_Task to complete:_ Print the entries verbatim, leaving out the images they contain.

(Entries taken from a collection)
::::

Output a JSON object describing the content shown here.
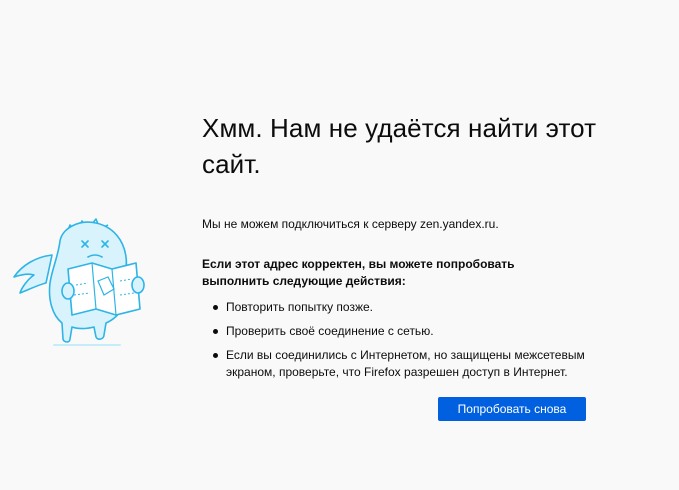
{
  "error_page": {
    "title": "Хмм. Нам не удаётся найти этот сайт.",
    "description": "Мы не можем подключиться к серверу zen.yandex.ru.",
    "advice_title": "Если этот адрес корректен, вы можете попробовать выполнить следующие действия:",
    "steps": [
      {
        "text": "Повторить попытку позже."
      },
      {
        "text": "Проверить своё соединение с сетью."
      },
      {
        "text": "Если вы соединились с Интернетом, но защищены межсетевым экраном, проверьте, что Firefox разрешен доступ в Интернет."
      }
    ],
    "retry_label": "Попробовать снова",
    "illustration": "lost-dinosaur-with-map-icon"
  },
  "colors": {
    "accent": "#0060df",
    "background": "#f9f9fa",
    "illustration_stroke": "#2eb4e6",
    "illustration_fill": "#d9f3fc"
  }
}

::::

_Right answer:_
Output a JSON object describing the content shown here.
{
  "error_page": {
    "title": "Хмм. Нам не удаётся найти этот сайт.",
    "description": "Мы не можем подключиться к серверу zen.yandex.ru.",
    "advice_title": "Если этот адрес корректен, вы можете попробовать выполнить следующие действия:",
    "steps": [
      {
        "text": "Повторить попытку позже."
      },
      {
        "text": "Проверить своё соединение с сетью."
      },
      {
        "text": "Если вы соединились с Интернетом, но защищены межсетевым экраном, проверьте, что Firefox разрешен доступ в Интернет."
      }
    ],
    "retry_label": "Попробовать снова",
    "illustration": "lost-dinosaur-with-map-icon"
  },
  "colors": {
    "accent": "#0060df",
    "background": "#f9f9fa",
    "illustration_stroke": "#2eb4e6",
    "illustration_fill": "#d9f3fc"
  }
}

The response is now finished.